Material to process:
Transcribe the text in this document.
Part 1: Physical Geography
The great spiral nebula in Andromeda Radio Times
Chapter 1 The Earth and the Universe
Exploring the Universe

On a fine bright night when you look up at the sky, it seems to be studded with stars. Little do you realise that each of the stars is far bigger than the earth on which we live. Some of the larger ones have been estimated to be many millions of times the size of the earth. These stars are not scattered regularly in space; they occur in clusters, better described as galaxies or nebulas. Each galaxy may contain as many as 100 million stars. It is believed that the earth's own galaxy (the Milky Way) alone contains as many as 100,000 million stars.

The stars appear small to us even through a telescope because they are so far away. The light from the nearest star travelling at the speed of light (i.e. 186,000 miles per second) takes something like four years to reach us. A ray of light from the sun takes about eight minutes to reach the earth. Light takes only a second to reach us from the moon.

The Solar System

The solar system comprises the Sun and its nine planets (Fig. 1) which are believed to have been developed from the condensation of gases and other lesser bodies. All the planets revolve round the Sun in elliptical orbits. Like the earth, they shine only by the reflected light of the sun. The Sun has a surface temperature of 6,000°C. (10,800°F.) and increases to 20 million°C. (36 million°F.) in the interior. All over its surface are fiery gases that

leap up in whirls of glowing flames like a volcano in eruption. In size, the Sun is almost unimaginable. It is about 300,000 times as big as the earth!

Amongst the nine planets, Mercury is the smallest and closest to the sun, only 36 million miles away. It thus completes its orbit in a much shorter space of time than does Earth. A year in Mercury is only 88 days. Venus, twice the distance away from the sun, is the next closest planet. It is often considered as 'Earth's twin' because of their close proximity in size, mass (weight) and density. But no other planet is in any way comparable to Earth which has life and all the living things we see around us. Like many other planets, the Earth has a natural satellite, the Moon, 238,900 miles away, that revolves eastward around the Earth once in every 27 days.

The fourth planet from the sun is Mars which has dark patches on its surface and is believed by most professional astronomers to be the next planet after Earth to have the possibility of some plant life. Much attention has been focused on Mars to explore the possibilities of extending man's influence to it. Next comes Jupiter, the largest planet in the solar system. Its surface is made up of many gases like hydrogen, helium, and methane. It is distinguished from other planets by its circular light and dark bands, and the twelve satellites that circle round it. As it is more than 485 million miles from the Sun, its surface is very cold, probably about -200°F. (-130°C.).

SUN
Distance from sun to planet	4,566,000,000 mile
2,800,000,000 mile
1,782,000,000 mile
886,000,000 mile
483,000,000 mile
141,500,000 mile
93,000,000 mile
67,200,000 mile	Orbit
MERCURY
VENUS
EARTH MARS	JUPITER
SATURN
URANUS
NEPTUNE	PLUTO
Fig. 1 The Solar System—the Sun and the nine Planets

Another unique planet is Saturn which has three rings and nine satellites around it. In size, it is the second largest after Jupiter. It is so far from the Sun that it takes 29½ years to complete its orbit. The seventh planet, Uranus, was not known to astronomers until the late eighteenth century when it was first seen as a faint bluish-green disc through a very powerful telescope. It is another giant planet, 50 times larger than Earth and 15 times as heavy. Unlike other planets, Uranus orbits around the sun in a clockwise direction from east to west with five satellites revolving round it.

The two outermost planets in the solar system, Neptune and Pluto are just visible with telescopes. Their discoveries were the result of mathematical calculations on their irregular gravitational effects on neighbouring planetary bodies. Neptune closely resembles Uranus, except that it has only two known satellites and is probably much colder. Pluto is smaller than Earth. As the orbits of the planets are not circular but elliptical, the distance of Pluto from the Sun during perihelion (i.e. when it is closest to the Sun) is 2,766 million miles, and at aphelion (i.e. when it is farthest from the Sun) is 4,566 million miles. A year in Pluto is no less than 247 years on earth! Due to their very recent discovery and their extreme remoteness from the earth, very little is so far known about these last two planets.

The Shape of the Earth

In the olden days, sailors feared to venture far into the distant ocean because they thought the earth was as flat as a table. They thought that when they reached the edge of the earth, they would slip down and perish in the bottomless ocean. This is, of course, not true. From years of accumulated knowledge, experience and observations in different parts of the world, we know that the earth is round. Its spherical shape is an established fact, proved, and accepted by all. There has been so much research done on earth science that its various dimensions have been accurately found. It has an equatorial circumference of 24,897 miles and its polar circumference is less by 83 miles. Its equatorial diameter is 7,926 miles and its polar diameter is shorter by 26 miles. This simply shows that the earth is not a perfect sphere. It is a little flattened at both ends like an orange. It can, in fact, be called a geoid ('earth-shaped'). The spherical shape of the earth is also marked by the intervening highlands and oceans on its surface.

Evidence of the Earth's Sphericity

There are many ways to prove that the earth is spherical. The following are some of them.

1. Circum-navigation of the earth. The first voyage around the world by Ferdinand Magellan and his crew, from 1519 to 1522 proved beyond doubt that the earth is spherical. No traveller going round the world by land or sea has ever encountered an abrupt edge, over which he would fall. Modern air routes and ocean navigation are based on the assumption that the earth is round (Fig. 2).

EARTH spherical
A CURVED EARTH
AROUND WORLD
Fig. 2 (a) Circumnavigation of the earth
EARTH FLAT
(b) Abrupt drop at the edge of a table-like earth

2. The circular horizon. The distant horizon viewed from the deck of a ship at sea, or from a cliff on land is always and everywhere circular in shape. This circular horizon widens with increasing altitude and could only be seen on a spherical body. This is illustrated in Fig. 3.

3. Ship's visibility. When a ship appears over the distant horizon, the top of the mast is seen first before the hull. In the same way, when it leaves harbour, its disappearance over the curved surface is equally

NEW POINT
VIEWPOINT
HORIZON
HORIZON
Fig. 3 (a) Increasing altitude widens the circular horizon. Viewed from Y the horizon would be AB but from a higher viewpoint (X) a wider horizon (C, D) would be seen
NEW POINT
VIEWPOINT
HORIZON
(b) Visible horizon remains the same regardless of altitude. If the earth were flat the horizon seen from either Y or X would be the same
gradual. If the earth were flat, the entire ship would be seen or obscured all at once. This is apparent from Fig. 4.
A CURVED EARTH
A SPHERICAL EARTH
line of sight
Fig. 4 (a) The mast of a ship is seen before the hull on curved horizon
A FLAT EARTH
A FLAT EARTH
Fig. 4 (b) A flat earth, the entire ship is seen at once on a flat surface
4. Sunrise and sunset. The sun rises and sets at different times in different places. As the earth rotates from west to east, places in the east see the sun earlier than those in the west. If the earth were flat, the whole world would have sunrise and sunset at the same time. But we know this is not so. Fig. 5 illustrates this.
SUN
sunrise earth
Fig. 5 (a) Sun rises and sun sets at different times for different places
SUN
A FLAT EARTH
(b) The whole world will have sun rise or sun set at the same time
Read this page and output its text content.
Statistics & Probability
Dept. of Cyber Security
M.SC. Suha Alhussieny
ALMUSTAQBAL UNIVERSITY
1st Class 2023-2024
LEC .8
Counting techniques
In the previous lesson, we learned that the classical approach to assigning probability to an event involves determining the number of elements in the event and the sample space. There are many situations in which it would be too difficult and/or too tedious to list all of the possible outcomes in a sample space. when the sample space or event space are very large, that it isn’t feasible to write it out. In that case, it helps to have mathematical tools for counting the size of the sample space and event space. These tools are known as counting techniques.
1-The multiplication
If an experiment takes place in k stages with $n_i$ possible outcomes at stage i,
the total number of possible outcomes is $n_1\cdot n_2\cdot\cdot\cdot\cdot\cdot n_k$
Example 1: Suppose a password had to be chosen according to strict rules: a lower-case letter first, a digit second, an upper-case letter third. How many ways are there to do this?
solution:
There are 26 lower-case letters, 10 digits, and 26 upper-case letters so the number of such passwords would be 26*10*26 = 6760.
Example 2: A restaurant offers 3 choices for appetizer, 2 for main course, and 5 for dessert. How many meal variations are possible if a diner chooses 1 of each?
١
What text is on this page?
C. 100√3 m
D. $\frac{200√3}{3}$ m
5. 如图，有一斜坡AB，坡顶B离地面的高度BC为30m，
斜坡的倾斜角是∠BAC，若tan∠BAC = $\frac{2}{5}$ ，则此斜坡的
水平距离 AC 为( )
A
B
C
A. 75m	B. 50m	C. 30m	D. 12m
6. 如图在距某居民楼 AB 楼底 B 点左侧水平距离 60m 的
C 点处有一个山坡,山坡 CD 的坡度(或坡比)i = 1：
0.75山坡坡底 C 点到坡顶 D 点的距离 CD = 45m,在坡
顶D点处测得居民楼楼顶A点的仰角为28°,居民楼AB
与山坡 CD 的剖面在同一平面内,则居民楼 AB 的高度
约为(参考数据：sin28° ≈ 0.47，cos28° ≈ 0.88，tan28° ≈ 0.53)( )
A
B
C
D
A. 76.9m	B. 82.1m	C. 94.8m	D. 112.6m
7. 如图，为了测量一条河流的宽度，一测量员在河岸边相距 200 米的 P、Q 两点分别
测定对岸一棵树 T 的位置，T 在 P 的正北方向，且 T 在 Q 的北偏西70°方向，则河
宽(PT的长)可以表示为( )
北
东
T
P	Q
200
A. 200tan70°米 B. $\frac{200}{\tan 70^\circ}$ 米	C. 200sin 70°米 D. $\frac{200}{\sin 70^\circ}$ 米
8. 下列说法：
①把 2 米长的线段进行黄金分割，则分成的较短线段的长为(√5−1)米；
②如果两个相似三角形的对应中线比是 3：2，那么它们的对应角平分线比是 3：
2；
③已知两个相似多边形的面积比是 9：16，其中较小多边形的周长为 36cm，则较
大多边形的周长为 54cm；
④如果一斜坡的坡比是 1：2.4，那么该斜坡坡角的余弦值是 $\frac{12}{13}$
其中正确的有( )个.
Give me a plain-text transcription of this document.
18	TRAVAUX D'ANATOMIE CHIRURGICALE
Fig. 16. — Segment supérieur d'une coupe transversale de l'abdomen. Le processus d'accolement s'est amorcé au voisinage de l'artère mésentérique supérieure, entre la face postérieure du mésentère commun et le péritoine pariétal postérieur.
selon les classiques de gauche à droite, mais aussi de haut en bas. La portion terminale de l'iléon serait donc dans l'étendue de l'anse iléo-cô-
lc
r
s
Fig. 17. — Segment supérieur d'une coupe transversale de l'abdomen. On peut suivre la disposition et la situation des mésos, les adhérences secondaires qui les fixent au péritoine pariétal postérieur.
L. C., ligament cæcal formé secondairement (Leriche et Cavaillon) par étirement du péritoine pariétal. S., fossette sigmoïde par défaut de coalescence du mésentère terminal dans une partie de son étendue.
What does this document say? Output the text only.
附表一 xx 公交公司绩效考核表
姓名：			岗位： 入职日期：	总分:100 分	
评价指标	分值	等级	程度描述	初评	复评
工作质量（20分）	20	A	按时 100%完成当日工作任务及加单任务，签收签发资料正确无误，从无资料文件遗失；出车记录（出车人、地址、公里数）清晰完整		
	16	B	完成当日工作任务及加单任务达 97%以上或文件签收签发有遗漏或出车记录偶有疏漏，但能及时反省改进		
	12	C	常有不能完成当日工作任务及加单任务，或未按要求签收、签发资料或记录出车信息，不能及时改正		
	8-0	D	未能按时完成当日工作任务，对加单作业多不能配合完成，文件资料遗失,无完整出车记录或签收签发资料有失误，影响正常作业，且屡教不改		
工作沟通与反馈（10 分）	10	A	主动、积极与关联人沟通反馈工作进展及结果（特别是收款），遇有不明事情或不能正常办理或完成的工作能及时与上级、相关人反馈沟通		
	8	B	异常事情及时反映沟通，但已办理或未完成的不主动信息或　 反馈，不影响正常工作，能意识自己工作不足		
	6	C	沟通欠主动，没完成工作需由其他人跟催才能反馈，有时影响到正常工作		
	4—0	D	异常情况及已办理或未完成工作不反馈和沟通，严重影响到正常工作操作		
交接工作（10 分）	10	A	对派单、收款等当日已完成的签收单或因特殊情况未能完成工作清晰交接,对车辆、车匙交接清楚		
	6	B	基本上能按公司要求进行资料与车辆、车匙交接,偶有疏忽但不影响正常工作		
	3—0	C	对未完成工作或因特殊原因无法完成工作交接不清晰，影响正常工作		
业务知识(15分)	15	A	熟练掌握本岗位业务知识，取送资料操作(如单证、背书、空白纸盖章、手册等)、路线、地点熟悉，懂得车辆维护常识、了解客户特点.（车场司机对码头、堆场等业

What needs to be done:
Write out, word for word, the line containing "Give me a plain-text" and every line after it to the end of the data above.

Problem solution:
Give me a plain-text transcription of this document.
18	TRAVAUX D'ANATOMIE CHIRURGICALE
Fig. 16. — Segment supérieur d'une coupe transversale de l'abdomen. Le processus d'accolement s'est amorcé au voisinage de l'artère mésentérique supérieure, entre la face postérieure du mésentère commun et le péritoine pariétal postérieur.
selon les classiques de gauche à droite, mais aussi de haut en bas. La portion terminale de l'iléon serait donc dans l'étendue de l'anse iléo-cô-
lc
r
s
Fig. 17. — Segment supérieur d'une coupe transversale de l'abdomen. On peut suivre la disposition et la situation des mésos, les adhérences secondaires qui les fixent au péritoine pariétal postérieur.
L. C., ligament cæcal formé secondairement (Leriche et Cavaillon) par étirement du péritoine pariétal. S., fossette sigmoïde par défaut de coalescence du mésentère terminal dans une partie de son étendue.
What does this document say? Output the text only.
附表一 xx 公交公司绩效考核表
姓名：			岗位： 入职日期：	总分:100 分	
评价指标	分值	等级	程度描述	初评	复评
工作质量（20分）	20	A	按时 100%完成当日工作任务及加单任务，签收签发资料正确无误，从无资料文件遗失；出车记录（出车人、地址、公里数）清晰完整		
	16	B	完成当日工作任务及加单任务达 97%以上或文件签收签发有遗漏或出车记录偶有疏漏，但能及时反省改进		
	12	C	常有不能完成当日工作任务及加单任务，或未按要求签收、签发资料或记录出车信息，不能及时改正		
	8-0	D	未能按时完成当日工作任务，对加单作业多不能配合完成，文件资料遗失,无完整出车记录或签收签发资料有失误，影响正常作业，且屡教不改		
工作沟通与反馈（10 分）	10	A	主动、积极与关联人沟通反馈工作进展及结果（特别是收款），遇有不明事情或不能正常办理或完成的工作能及时与上级、相关人反馈沟通		
	8	B	异常事情及时反映沟通，但已办理或未完成的不主动信息或　 反馈，不影响正常工作，能意识自己工作不足		
	6	C	沟通欠主动，没完成工作需由其他人跟催才能反馈，有时影响到正常工作		
	4—0	D	异常情况及已办理或未完成工作不反馈和沟通，严重影响到正常工作操作		
交接工作（10 分）	10	A	对派单、收款等当日已完成的签收单或因特殊情况未能完成工作清晰交接,对车辆、车匙交接清楚		
	6	B	基本上能按公司要求进行资料与车辆、车匙交接,偶有疏忽但不影响正常工作		
	3—0	C	对未完成工作或因特殊原因无法完成工作交接不清晰，影响正常工作		
业务知识(15分)	15	A	熟练掌握本岗位业务知识，取送资料操作(如单证、背书、空白纸盖章、手册等)、路线、地点熟悉，懂得车辆维护常识、了解客户特点.（车场司机对码头、堆场等业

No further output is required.